(Task to complete) In the records below, find each line containing the word "dans" and copy it.

Extracted data entries:

□ □ □ □

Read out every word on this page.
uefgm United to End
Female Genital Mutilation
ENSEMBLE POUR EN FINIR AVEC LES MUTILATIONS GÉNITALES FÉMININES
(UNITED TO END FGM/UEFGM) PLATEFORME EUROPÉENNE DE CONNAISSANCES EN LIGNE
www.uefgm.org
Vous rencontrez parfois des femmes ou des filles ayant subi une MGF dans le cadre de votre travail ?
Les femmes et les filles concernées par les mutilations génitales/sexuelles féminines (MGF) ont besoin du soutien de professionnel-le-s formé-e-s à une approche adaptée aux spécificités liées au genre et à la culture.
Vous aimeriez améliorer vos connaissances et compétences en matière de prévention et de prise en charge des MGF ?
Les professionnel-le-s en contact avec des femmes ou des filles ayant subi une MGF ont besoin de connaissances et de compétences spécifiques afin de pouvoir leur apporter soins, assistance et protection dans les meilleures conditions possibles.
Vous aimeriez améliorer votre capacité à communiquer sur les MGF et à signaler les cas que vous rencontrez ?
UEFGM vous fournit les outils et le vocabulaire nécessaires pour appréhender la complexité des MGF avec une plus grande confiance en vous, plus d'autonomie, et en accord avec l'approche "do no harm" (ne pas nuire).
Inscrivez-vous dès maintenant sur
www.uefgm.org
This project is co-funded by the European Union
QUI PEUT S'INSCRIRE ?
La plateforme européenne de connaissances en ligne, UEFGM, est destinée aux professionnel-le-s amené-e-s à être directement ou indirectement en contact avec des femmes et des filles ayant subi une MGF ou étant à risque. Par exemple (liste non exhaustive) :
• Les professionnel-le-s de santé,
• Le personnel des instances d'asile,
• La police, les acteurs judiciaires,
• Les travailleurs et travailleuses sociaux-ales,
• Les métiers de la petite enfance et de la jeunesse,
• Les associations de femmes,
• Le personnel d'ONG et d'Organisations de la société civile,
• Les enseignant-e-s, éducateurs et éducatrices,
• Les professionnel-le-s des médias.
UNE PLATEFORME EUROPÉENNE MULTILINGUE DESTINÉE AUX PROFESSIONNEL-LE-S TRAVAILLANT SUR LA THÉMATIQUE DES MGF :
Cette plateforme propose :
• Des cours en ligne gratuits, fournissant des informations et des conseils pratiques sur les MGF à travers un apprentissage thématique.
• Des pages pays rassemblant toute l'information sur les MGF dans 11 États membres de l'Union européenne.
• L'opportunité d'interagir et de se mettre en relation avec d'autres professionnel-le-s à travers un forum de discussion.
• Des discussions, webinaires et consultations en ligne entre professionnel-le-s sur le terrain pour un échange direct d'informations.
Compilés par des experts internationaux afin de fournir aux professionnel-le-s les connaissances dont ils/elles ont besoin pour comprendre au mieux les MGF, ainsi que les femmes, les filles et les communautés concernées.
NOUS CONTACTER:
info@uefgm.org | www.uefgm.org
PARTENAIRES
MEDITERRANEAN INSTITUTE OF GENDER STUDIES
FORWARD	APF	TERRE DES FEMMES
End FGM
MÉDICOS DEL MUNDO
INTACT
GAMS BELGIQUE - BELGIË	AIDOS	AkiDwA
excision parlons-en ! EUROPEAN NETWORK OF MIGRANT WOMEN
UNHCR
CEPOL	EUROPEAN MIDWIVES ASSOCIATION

□ □ □ □

(Written response)
Vous rencontrez parfois des femmes ou des filles ayant subi une MGF dans le cadre de votre travail ?
Les professionnel-le-s en contact avec des femmes ou des filles ayant subi une MGF ont besoin de connaissances et de compétences spécifiques afin de pouvoir leur apporter soins, assistance et protection dans les meilleures conditions possibles.
• Des pages pays rassemblant toute l'information sur les MGF dans 11 États membres de l'Union européenne.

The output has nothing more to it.